Dataset items

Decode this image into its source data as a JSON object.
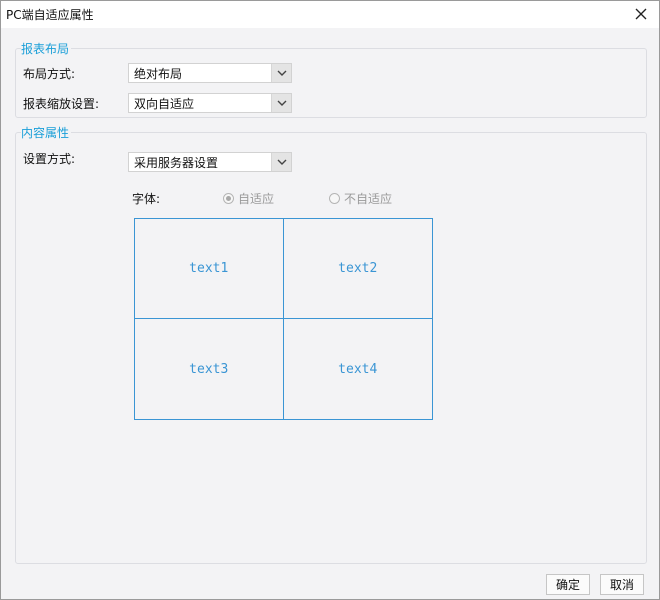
{
  "window": {
    "title": "PC端自适应属性",
    "close_icon": "close-icon"
  },
  "report_layout": {
    "legend": "报表布局",
    "layout_mode": {
      "label": "布局方式:",
      "value": "绝对布局"
    },
    "zoom_setting": {
      "label": "报表缩放设置:",
      "value": "双向自适应"
    }
  },
  "content_props": {
    "legend": "内容属性",
    "setting_mode": {
      "label": "设置方式:",
      "value": "采用服务器设置"
    },
    "font": {
      "label": "字体:",
      "options": [
        {
          "label": "自适应",
          "selected": true
        },
        {
          "label": "不自适应",
          "selected": false
        }
      ]
    },
    "preview_cells": [
      "text1",
      "text2",
      "text3",
      "text4"
    ]
  },
  "footer": {
    "ok_label": "确定",
    "cancel_label": "取消"
  },
  "colors": {
    "accent": "#1a9fd8",
    "preview": "#3a95d4"
  }
}
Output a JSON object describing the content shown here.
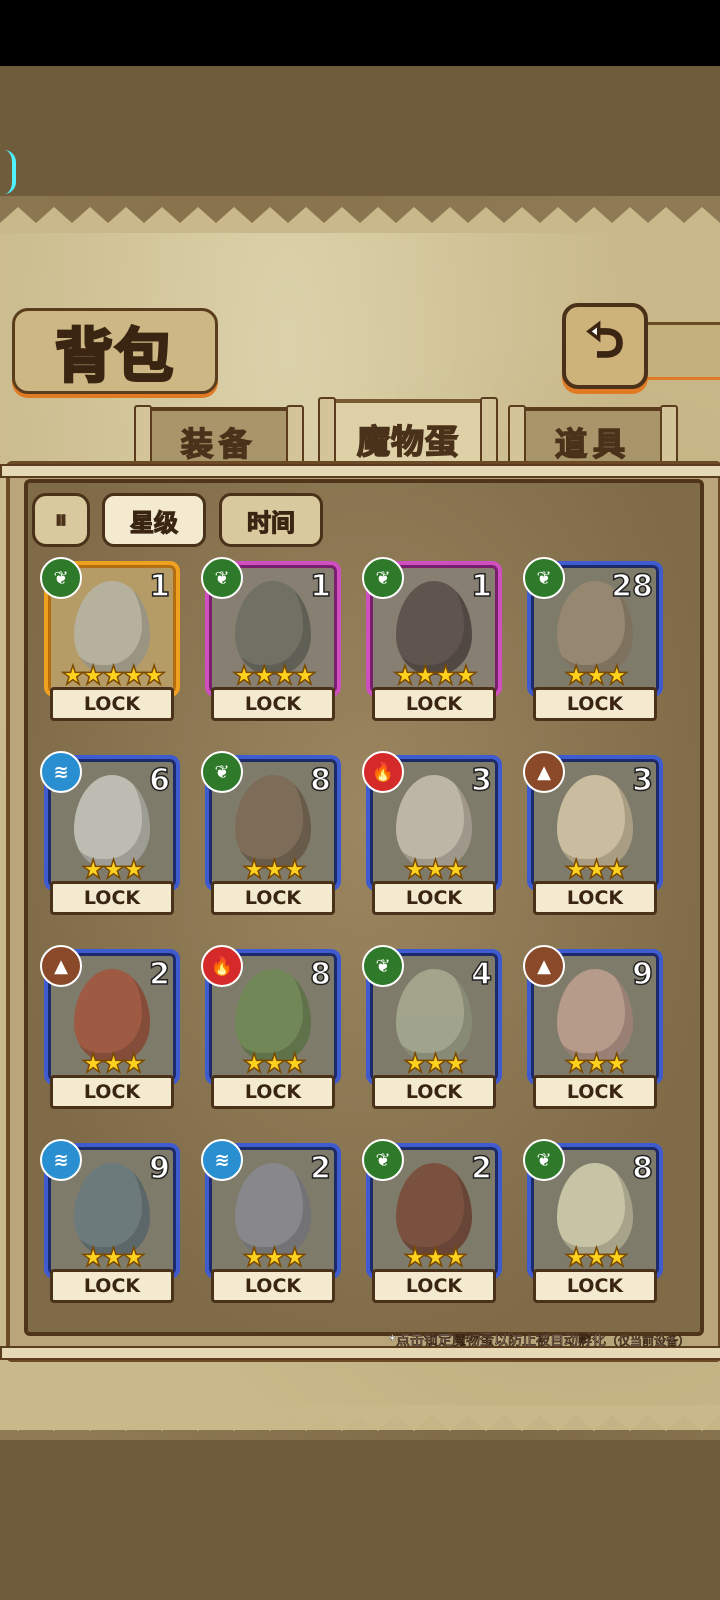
{
  "header": {
    "title": "背包",
    "back_icon": "back-arrow-icon"
  },
  "tabs": [
    {
      "label": "装备",
      "active": false
    },
    {
      "label": "魔物蛋",
      "active": true
    },
    {
      "label": "道具",
      "active": false
    }
  ],
  "sort": {
    "toggle_icon": "sort-toggle-icon",
    "toggle_glyph": "⏸",
    "options": [
      {
        "label": "星级",
        "active": true
      },
      {
        "label": "时间",
        "active": false
      }
    ]
  },
  "eggs": [
    {
      "element": "leaf",
      "count": "1",
      "stars": 5,
      "rarity": "gold",
      "lock": "LOCK",
      "color": "#b7b5a6"
    },
    {
      "element": "leaf",
      "count": "1",
      "stars": 4,
      "rarity": "pink",
      "lock": "LOCK",
      "color": "#6e6e63"
    },
    {
      "element": "leaf",
      "count": "1",
      "stars": 4,
      "rarity": "pink",
      "lock": "LOCK",
      "color": "#5a4e48"
    },
    {
      "element": "leaf",
      "count": "28",
      "stars": 3,
      "rarity": "blue",
      "lock": "LOCK",
      "color": "#9a8a72"
    },
    {
      "element": "water",
      "count": "6",
      "stars": 3,
      "rarity": "blue",
      "lock": "LOCK",
      "color": "#c8c8c0"
    },
    {
      "element": "leaf",
      "count": "8",
      "stars": 3,
      "rarity": "blue",
      "lock": "LOCK",
      "color": "#7d6a55"
    },
    {
      "element": "fire",
      "count": "3",
      "stars": 3,
      "rarity": "blue",
      "lock": "LOCK",
      "color": "#c8c0b0"
    },
    {
      "element": "earth",
      "count": "3",
      "stars": 3,
      "rarity": "blue",
      "lock": "LOCK",
      "color": "#d8c8a8"
    },
    {
      "element": "earth",
      "count": "2",
      "stars": 3,
      "rarity": "blue",
      "lock": "LOCK",
      "color": "#a4553c"
    },
    {
      "element": "fire",
      "count": "8",
      "stars": 3,
      "rarity": "blue",
      "lock": "LOCK",
      "color": "#6f8a55"
    },
    {
      "element": "leaf",
      "count": "4",
      "stars": 3,
      "rarity": "blue",
      "lock": "LOCK",
      "color": "#a8ac92"
    },
    {
      "element": "earth",
      "count": "9",
      "stars": 3,
      "rarity": "blue",
      "lock": "LOCK",
      "color": "#c0a090"
    },
    {
      "element": "water",
      "count": "9",
      "stars": 3,
      "rarity": "blue",
      "lock": "LOCK",
      "color": "#6a7a80"
    },
    {
      "element": "water",
      "count": "2",
      "stars": 3,
      "rarity": "blue",
      "lock": "LOCK",
      "color": "#8a8a90"
    },
    {
      "element": "leaf",
      "count": "2",
      "stars": 3,
      "rarity": "blue",
      "lock": "LOCK",
      "color": "#7a4a38"
    },
    {
      "element": "leaf",
      "count": "8",
      "stars": 3,
      "rarity": "blue",
      "lock": "LOCK",
      "color": "#d4d0b0"
    }
  ],
  "elements": {
    "leaf": {
      "icon": "leaf-element-icon",
      "color": "#2f7a2a"
    },
    "water": {
      "icon": "water-element-icon",
      "color": "#2a8fd0"
    },
    "fire": {
      "icon": "fire-element-icon",
      "color": "#d42a2a"
    },
    "earth": {
      "icon": "earth-element-icon",
      "color": "#8a4a2a"
    }
  },
  "footer_note": {
    "main": "*点击锁定魔物蛋以防止被自动孵化",
    "sub": "（仅当前设备）"
  }
}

> **Short problem**: Scan the entries above for the word "icon" and collect each line holding it.

> **Response**:
    "close_icon": "close-icon"
    "back_icon": "back-arrow-icon"
    "toggle_icon": "sort-toggle-icon",
      "icon": "leaf-element-icon",
      "icon": "water-element-icon",
      "icon": "fire-element-icon",
      "icon": "earth-element-icon",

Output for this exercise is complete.